## REQUIRED TASK
Return the number of lines that contain the word "expect", and return nothing else.
++++ DATASET EXTRACT ++++
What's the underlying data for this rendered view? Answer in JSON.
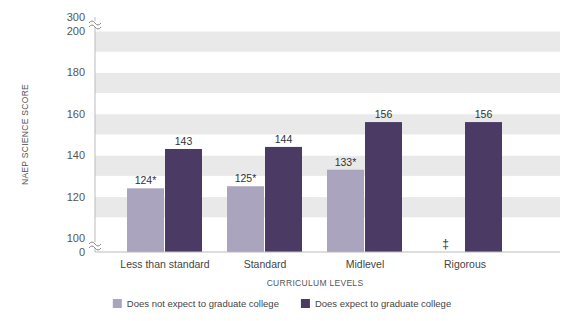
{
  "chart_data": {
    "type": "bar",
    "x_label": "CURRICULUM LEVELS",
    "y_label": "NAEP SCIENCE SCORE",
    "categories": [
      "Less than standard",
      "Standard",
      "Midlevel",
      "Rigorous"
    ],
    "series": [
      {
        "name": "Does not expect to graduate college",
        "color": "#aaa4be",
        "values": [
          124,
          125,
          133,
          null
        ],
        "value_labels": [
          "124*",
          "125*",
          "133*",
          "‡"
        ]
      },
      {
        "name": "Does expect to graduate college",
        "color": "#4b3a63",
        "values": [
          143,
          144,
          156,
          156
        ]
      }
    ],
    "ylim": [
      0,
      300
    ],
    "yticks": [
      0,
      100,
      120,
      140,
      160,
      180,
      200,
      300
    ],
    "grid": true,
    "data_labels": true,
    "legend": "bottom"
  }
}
++++
## ANSWER
2